◆ DATA SHOWN:
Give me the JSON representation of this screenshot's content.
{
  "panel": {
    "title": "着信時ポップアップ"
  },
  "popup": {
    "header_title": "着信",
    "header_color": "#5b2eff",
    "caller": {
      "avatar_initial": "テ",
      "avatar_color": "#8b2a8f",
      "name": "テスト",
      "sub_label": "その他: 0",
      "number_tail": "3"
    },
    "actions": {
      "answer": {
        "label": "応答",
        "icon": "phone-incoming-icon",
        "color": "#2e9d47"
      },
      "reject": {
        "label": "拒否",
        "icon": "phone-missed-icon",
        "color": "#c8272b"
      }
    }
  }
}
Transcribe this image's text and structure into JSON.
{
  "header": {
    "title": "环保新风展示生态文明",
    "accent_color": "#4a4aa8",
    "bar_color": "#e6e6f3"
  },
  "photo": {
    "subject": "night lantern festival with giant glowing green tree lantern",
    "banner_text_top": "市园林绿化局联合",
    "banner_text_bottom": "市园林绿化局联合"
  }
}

◆ WHAT TO PRODUCE:
Retype each record exactly, leaving nothing out.

◆ RESULT FOR THIS TASK:
Give me the JSON representation of this screenshot's content.
{
  "panel": {
    "title": "着信時ポップアップ"
  },
  "popup": {
    "header_title": "着信",
    "header_color": "#5b2eff",
    "caller": {
      "avatar_initial": "テ",
      "avatar_color": "#8b2a8f",
      "name": "テスト",
      "sub_label": "その他: 0",
      "number_tail": "3"
    },
    "actions": {
      "answer": {
        "label": "応答",
        "icon": "phone-incoming-icon",
        "color": "#2e9d47"
      },
      "reject": {
        "label": "拒否",
        "icon": "phone-missed-icon",
        "color": "#c8272b"
      }
    }
  }
}
Transcribe this image's text and structure into JSON.
{
  "header": {
    "title": "环保新风展示生态文明",
    "accent_color": "#4a4aa8",
    "bar_color": "#e6e6f3"
  },
  "photo": {
    "subject": "night lantern festival with giant glowing green tree lantern",
    "banner_text_top": "市园林绿化局联合",
    "banner_text_bottom": "市园林绿化局联合"
  }
}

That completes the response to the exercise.